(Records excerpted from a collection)
──────

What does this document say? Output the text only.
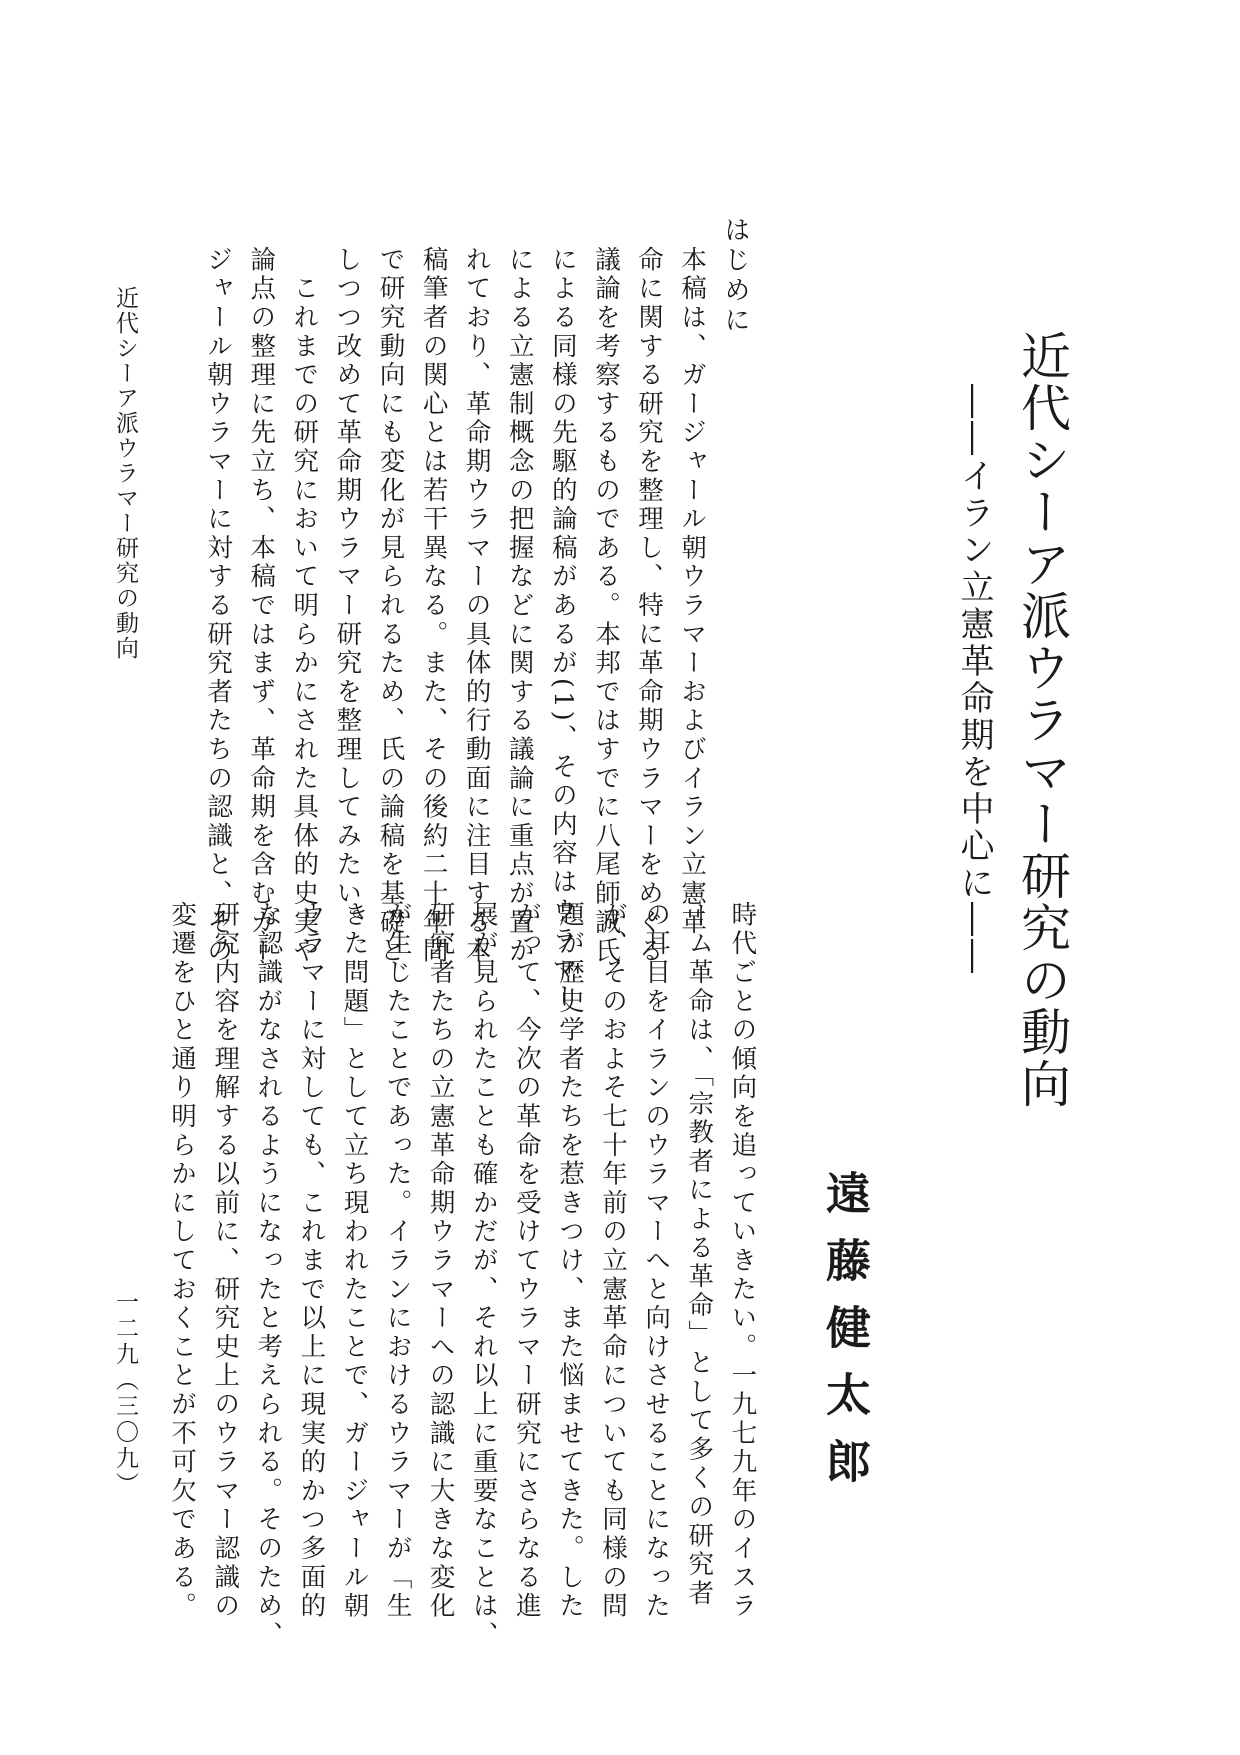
近代シーア派ウラマー研究の動向
――イラン立憲革命期を中心に――
遠藤健太郎
はじめに
本稿は、ガージャール朝ウラマーおよびイラン立憲革
命に関する研究を整理し、特に革命期ウラマーをめぐる
議論を考察するものである。本邦ではすでに八尾師誠氏
による同様の先駆的論稿があるが(1)、その内容はウラマー
による立憲制概念の把握などに関する議論に重点が置か
れており、革命期ウラマーの具体的行動面に注目する本
稿筆者の関心とは若干異なる。また、その後約二十年間
で研究動向にも変化が見られるため、氏の論稿を基礎と
しつつ改めて革命期ウラマー研究を整理してみたい。
　これまでの研究において明らかにされた具体的史実や
論点の整理に先立ち、本稿ではまず、革命期を含むガー
ジャール朝ウラマーに対する研究者たちの認識と、その
時代ごとの傾向を追っていきたい。一九七九年のイスラ
ーム革命は、「宗教者による革命」として多くの研究者
の耳目をイランのウラマーへと向けさせることになった
が、そのおよそ七十年前の立憲革命についても同様の問
題が歴史学者たちを惹きつけ、また悩ませてきた。した
がって、今次の革命を受けてウラマー研究にさらなる進
展が見られたことも確かだが、それ以上に重要なことは、
研究者たちの立憲革命期ウラマーへの認識に大きな変化
が生じたことであった。イランにおけるウラマーが「生
きた問題」として立ち現われたことで、ガージャール朝
ウラマーに対しても、これまで以上に現実的かつ多面的
な認識がなされるようになったと考えられる。そのため、
研究内容を理解する以前に、研究史上のウラマー認識の
変遷をひと通り明らかにしておくことが不可欠である。
近代シーア派ウラマー研究の動向
一二九（三〇九）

──────

■ **REQUIRED TASK**: Repeat the listing verbatim. Skip the pictures.

■ **EXERCISE RESPONSE**:
What does this document say? Output the text only.
近代シーア派ウラマー研究の動向
――イラン立憲革命期を中心に――
遠藤健太郎
はじめに
本稿は、ガージャール朝ウラマーおよびイラン立憲革
命に関する研究を整理し、特に革命期ウラマーをめぐる
議論を考察するものである。本邦ではすでに八尾師誠氏
による同様の先駆的論稿があるが(1)、その内容はウラマー
による立憲制概念の把握などに関する議論に重点が置か
れており、革命期ウラマーの具体的行動面に注目する本
稿筆者の関心とは若干異なる。また、その後約二十年間
で研究動向にも変化が見られるため、氏の論稿を基礎と
しつつ改めて革命期ウラマー研究を整理してみたい。
　これまでの研究において明らかにされた具体的史実や
論点の整理に先立ち、本稿ではまず、革命期を含むガー
ジャール朝ウラマーに対する研究者たちの認識と、その
時代ごとの傾向を追っていきたい。一九七九年のイスラ
ーム革命は、「宗教者による革命」として多くの研究者
の耳目をイランのウラマーへと向けさせることになった
が、そのおよそ七十年前の立憲革命についても同様の問
題が歴史学者たちを惹きつけ、また悩ませてきた。した
がって、今次の革命を受けてウラマー研究にさらなる進
展が見られたことも確かだが、それ以上に重要なことは、
研究者たちの立憲革命期ウラマーへの認識に大きな変化
が生じたことであった。イランにおけるウラマーが「生
きた問題」として立ち現われたことで、ガージャール朝
ウラマーに対しても、これまで以上に現実的かつ多面的
な認識がなされるようになったと考えられる。そのため、
研究内容を理解する以前に、研究史上のウラマー認識の
変遷をひと通り明らかにしておくことが不可欠である。
近代シーア派ウラマー研究の動向
一二九（三〇九）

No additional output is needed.